By Yvonne Unitt
President and Life Member
The 2/33rd Australian Infantry Battalion A.I.F. Association
and Editor, Mud & Blood

More than 75 years after Japan’s surrender ended World War II in the Pacific the 2/33rd Australian Infantry Battalion A.I.F. Association still stands proud, honouring the service and memory of the 3,065 men who wore the battalion’s red and brown colour patches into battles in the Middle East, Papua New Guinea and Borneo, and the 588 who served with the battalion after hostilities ended.

Sadly, with the passing of time and the rapidly dwindling number of World War II veterans still living, along with the ageing of descendants unable to continue carrying the flag, many battalion and unit associations have disbanded. This has made the work of the 2/33rd Australian Infantry Battalion A.I.F. Association, and similar associations still in existence, more important than ever, especially their support for Anzac Day, our main day of national remembrance, and the commemoration of key anniversaries of famous battles, such as Kokoda, the Lae campaign and Balikpapan where members of the 2/33rd Battalion fought gallantly to help inflict heavy defeats on the retreating Japanese, victories crucial to Japan’s ultimate capitulation and world peace.

The formation of the battalion association at Balikpapan on August 10, 1945, four days after the Americans dropped the first atomic bomb on Hiroshima and five days before the official Japanese surrender, was a defining moment in the battalion’s history. It ensured the unbreakable bonds of mateship established in war, many during life-and-death struggles from Syria to Borneo and in the jungles of Papua and New Guinea in between, would not be lost in peace time and would endure for the lifetimes of the men of the battalion, and beyond.

- **MATERIAL SHOWN**
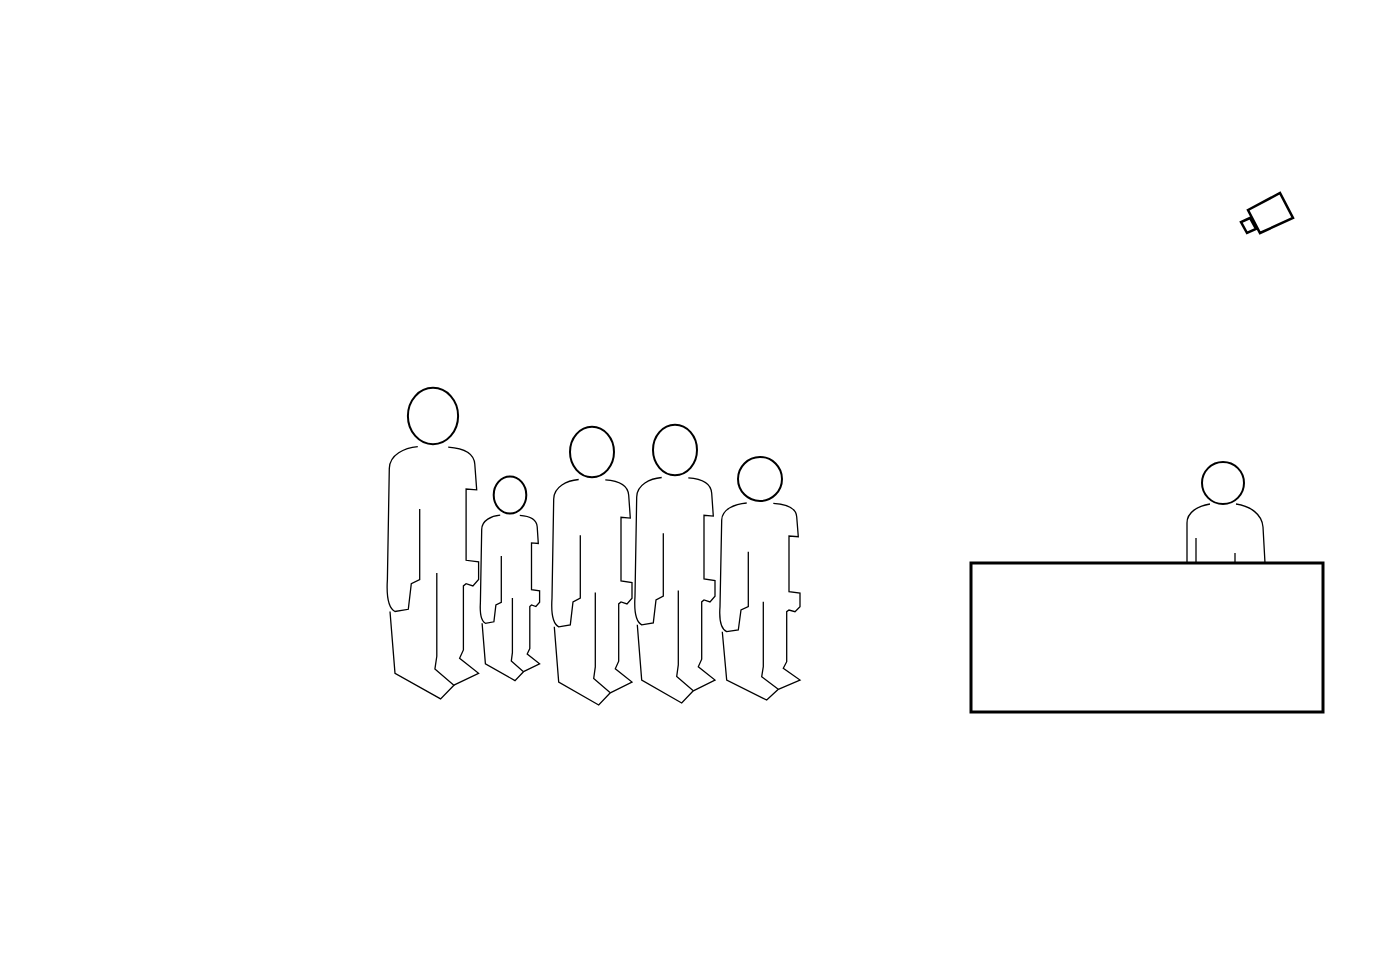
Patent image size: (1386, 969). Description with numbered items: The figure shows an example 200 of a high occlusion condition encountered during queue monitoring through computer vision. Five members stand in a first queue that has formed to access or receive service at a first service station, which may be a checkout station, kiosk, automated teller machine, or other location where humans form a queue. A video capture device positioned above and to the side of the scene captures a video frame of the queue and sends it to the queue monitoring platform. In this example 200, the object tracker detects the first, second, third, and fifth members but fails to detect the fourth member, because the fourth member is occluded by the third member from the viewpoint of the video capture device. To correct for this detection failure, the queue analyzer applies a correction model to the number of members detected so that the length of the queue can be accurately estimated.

The example of a high occlusion condition 200 is at (169, 75).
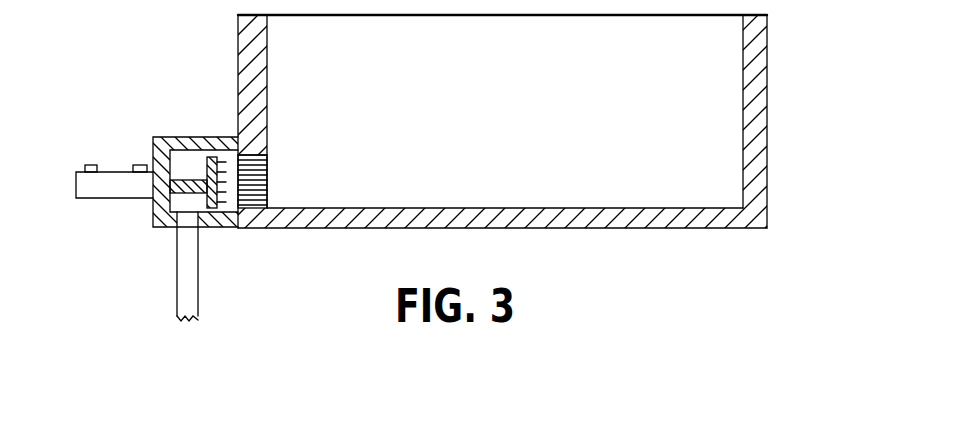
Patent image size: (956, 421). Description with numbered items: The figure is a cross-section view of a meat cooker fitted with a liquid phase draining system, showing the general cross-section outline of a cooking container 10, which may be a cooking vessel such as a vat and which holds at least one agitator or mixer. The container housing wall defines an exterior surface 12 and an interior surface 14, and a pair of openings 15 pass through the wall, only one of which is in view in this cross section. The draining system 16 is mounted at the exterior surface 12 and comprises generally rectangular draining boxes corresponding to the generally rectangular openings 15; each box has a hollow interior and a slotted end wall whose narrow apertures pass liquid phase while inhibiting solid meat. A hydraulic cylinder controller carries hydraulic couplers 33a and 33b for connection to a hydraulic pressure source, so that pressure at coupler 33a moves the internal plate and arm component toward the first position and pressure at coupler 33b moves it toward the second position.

The cooking container 10 is at (722, 95).
The exterior surface 12 is at (238, 60).
The interior surface 14 is at (267, 68).
The opening 15 is at (267, 183).
The draining system 16 is at (132, 256).
The hydraulic coupler 33a is at (137, 165).
The hydraulic coupler 33b is at (88, 165).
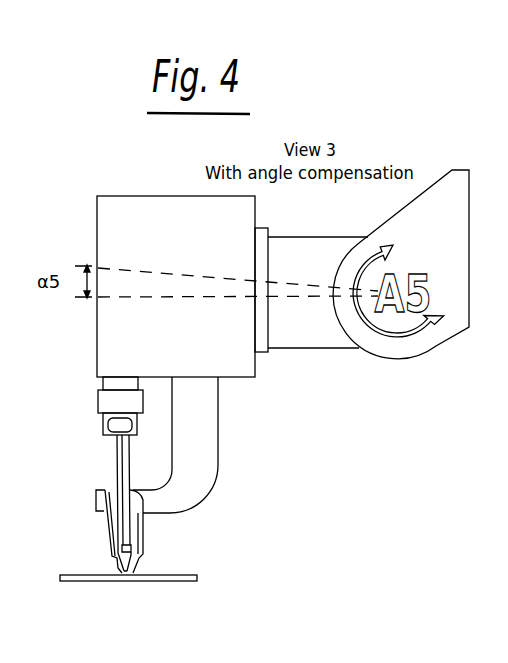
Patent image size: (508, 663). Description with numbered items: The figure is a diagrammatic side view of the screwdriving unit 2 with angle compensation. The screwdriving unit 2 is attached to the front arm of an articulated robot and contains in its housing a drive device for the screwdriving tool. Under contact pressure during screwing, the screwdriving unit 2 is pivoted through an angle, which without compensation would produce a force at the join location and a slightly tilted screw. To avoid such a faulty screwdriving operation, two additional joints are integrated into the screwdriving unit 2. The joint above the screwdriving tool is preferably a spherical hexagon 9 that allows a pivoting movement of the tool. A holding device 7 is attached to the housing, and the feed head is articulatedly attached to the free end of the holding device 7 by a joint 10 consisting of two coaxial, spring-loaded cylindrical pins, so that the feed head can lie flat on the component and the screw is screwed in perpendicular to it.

The screwdriving unit 2 is at (123, 213).
The holding device 7 is at (205, 456).
The spherical hexagon 9 is at (120, 432).
The joint 10 is at (92, 513).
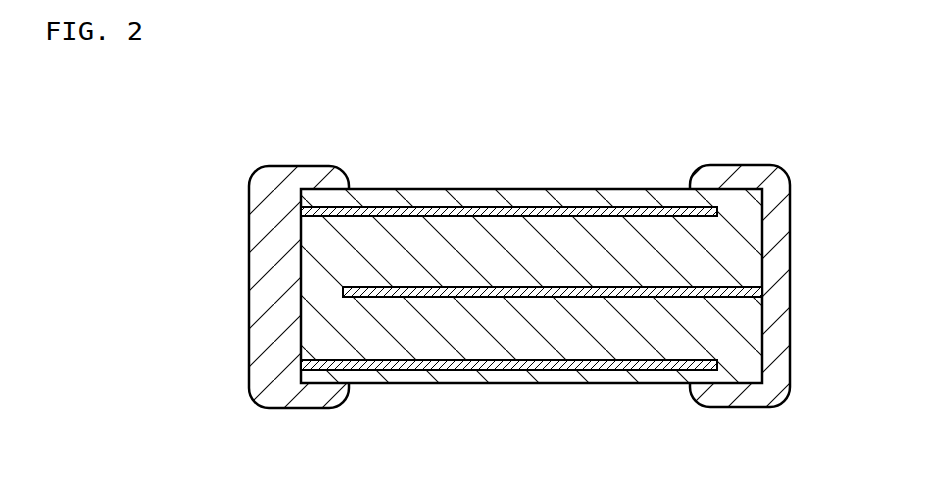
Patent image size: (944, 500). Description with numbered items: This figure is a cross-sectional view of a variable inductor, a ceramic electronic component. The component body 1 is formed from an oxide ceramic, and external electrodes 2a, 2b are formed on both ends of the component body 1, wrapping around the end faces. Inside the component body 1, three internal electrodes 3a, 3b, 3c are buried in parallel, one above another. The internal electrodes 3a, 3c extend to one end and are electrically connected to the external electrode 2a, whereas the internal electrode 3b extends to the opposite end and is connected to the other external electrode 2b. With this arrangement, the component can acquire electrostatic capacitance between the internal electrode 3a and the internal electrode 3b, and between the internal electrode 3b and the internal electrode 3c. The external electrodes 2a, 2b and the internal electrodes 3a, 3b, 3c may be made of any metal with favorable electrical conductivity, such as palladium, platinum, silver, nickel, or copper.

The component body 1 is at (612, 188).
The external electrode 2a is at (283, 185).
The external electrode 2b is at (741, 178).
The internal electrode 3a is at (533, 189).
The internal electrode 3b is at (730, 284).
The internal electrode 3c is at (598, 385).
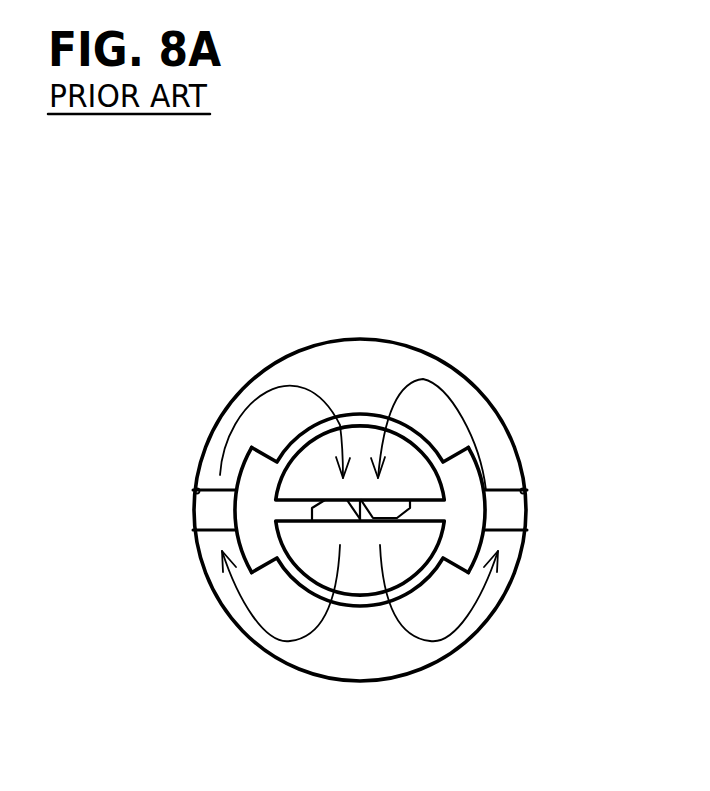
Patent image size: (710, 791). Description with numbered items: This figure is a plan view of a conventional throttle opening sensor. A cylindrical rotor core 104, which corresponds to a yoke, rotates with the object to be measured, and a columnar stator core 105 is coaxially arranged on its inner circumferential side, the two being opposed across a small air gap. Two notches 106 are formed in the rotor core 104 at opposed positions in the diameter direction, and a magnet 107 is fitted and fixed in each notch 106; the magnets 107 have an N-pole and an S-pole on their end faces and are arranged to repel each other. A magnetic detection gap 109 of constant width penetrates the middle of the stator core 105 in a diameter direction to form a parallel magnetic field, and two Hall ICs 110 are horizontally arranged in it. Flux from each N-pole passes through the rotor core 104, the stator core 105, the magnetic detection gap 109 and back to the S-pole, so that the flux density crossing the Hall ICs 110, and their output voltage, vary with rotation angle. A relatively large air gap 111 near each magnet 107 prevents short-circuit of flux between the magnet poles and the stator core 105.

The rotor core 104 is at (353, 346).
The stator core 105 is at (430, 414).
The notch 106 is at (190, 488).
The magnet 107 is at (206, 516).
The magnetic detection gap 109 is at (280, 508).
The Hall IC 110 is at (373, 503).
The air gap 111 is at (253, 542).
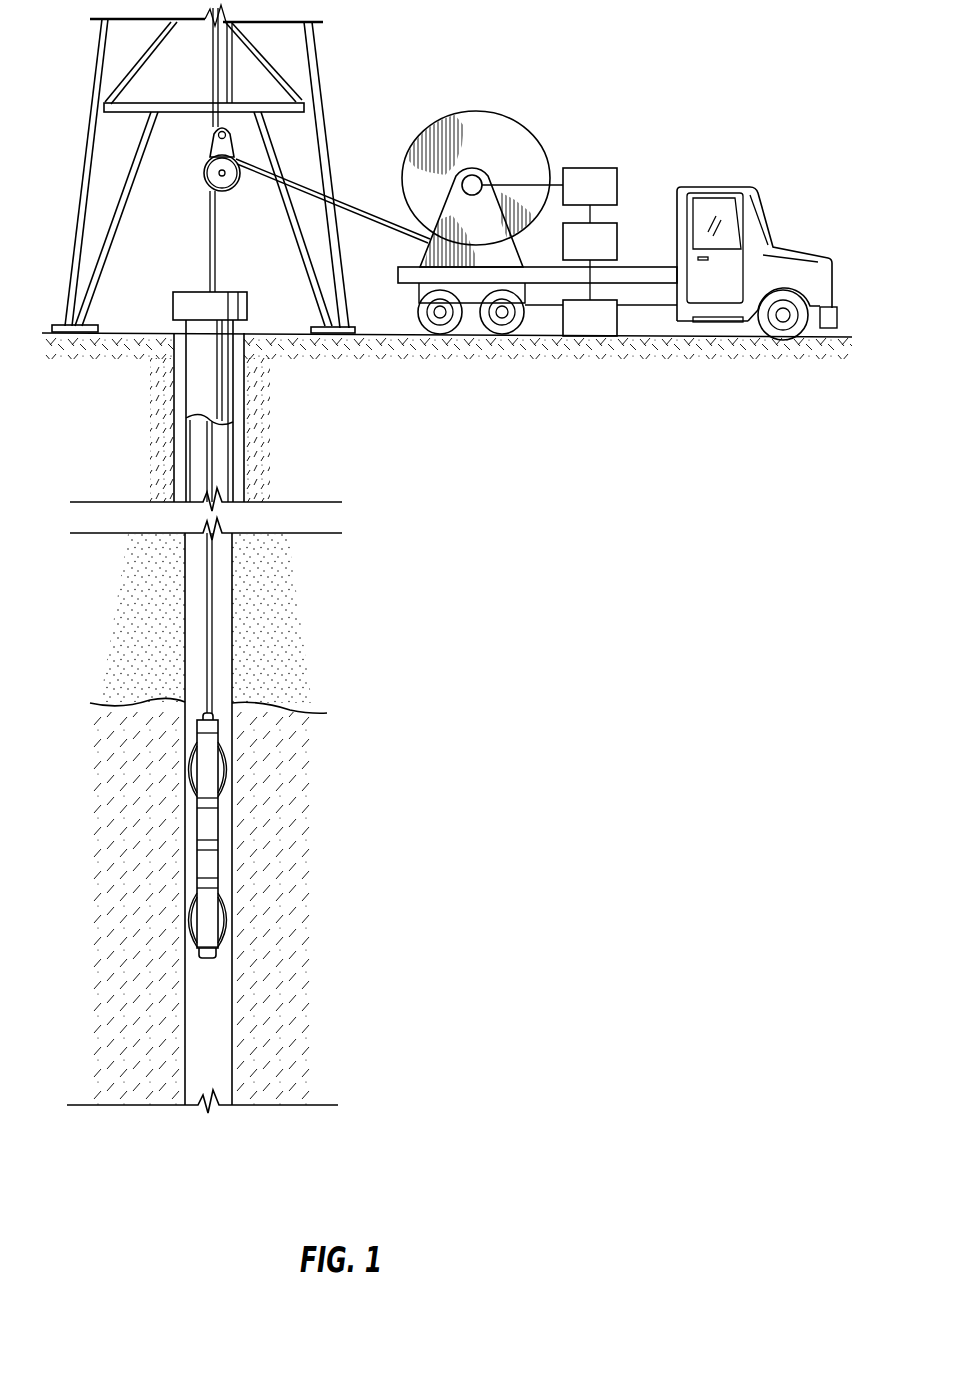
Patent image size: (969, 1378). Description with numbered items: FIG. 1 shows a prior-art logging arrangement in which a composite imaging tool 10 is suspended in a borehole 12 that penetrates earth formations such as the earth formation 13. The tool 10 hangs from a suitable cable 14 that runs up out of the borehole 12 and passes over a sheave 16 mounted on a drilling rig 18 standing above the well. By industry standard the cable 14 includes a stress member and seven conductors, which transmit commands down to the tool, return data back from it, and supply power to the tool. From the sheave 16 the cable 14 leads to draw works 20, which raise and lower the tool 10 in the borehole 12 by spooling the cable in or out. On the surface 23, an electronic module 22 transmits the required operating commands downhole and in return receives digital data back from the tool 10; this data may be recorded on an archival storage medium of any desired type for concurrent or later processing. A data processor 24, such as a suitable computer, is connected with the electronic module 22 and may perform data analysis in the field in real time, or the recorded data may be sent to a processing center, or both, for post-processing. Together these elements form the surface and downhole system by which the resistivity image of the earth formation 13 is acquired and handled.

- **TO DO**
• 1. According to the battalion article, when and where was the battalion association formed?
• 2. The battalion article gives examples of famous battles whose key anniversaries are commemorated. List every one it names.
• 3. Rewrite the battalion article's paragraph beginning "Sadly, with the passing of time" as a short bulleted list that keeps its main facts.

- **EXPECTED RESULTS**
• 1. At Balikpapan on August 10, 1945.

• 2. Kokoda, the Lae campaign, and Balikpapan.

• 3.
- Many battalion and unit associations have disbanded as World War II veterans die and their descendants grow too old to carry on.
- This makes the work of the 2/33rd Battalion association and similar groups still in existence more important than ever.
- That work especially includes supporting Anzac Day, the main day of national remembrance.
- It also includes commemorating key anniversaries of famous battles such as Kokoda, the Lae campaign and Balikpapan.
- In those battles, 2/33rd Battalion members fought gallantly to help inflict heavy defeats on the retreating Japanese, victories crucial to Japan's surrender and world peace.